▶ **Data records**
************

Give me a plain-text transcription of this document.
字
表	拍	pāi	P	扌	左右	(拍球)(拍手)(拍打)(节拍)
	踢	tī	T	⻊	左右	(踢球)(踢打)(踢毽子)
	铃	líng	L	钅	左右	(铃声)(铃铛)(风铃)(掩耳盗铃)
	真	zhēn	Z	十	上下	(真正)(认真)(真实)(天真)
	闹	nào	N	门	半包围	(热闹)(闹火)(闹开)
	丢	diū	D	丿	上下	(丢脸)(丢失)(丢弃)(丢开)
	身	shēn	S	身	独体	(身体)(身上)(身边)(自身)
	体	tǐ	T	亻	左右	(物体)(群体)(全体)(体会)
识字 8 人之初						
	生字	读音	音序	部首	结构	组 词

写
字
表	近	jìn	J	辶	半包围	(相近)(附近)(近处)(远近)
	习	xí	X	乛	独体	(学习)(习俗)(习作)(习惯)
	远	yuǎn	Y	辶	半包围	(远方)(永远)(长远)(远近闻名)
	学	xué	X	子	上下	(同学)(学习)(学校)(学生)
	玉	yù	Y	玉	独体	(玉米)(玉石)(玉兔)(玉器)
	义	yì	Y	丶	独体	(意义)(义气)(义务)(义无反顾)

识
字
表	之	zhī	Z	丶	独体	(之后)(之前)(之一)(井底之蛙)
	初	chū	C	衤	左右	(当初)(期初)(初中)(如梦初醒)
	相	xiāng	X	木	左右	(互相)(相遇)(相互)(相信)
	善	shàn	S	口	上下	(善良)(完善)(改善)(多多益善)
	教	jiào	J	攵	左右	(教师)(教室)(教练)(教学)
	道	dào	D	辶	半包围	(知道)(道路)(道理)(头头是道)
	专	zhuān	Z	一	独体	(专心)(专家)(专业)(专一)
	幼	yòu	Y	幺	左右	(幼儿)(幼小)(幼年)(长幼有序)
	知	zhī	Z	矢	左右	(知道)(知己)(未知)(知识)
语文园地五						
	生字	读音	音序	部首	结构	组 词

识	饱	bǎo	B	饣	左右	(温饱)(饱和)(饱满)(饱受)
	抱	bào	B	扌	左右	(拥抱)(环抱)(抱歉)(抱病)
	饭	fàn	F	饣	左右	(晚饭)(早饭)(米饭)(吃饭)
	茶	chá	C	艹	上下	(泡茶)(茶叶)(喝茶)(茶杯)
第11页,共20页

************

▶ **Objective**
The entries above must be returned exactly.

▶ **Finished exercise**
Give me a plain-text transcription of this document.
字
表	拍	pāi	P	扌	左右	(拍球)(拍手)(拍打)(节拍)
	踢	tī	T	⻊	左右	(踢球)(踢打)(踢毽子)
	铃	líng	L	钅	左右	(铃声)(铃铛)(风铃)(掩耳盗铃)
	真	zhēn	Z	十	上下	(真正)(认真)(真实)(天真)
	闹	nào	N	门	半包围	(热闹)(闹火)(闹开)
	丢	diū	D	丿	上下	(丢脸)(丢失)(丢弃)(丢开)
	身	shēn	S	身	独体	(身体)(身上)(身边)(自身)
	体	tǐ	T	亻	左右	(物体)(群体)(全体)(体会)
识字 8 人之初						
	生字	读音	音序	部首	结构	组 词

写
字
表	近	jìn	J	辶	半包围	(相近)(附近)(近处)(远近)
	习	xí	X	乛	独体	(学习)(习俗)(习作)(习惯)
	远	yuǎn	Y	辶	半包围	(远方)(永远)(长远)(远近闻名)
	学	xué	X	子	上下	(同学)(学习)(学校)(学生)
	玉	yù	Y	玉	独体	(玉米)(玉石)(玉兔)(玉器)
	义	yì	Y	丶	独体	(意义)(义气)(义务)(义无反顾)

识
字
表	之	zhī	Z	丶	独体	(之后)(之前)(之一)(井底之蛙)
	初	chū	C	衤	左右	(当初)(期初)(初中)(如梦初醒)
	相	xiāng	X	木	左右	(互相)(相遇)(相互)(相信)
	善	shàn	S	口	上下	(善良)(完善)(改善)(多多益善)
	教	jiào	J	攵	左右	(教师)(教室)(教练)(教学)
	道	dào	D	辶	半包围	(知道)(道路)(道理)(头头是道)
	专	zhuān	Z	一	独体	(专心)(专家)(专业)(专一)
	幼	yòu	Y	幺	左右	(幼儿)(幼小)(幼年)(长幼有序)
	知	zhī	Z	矢	左右	(知道)(知己)(未知)(知识)
语文园地五						
	生字	读音	音序	部首	结构	组 词

识	饱	bǎo	B	饣	左右	(温饱)(饱和)(饱满)(饱受)
	抱	bào	B	扌	左右	(拥抱)(环抱)(抱歉)(抱病)
	饭	fàn	F	饣	左右	(晚饭)(早饭)(米饭)(吃饭)
	茶	chá	C	艹	上下	(泡茶)(茶叶)(喝茶)(茶杯)
第11页,共20页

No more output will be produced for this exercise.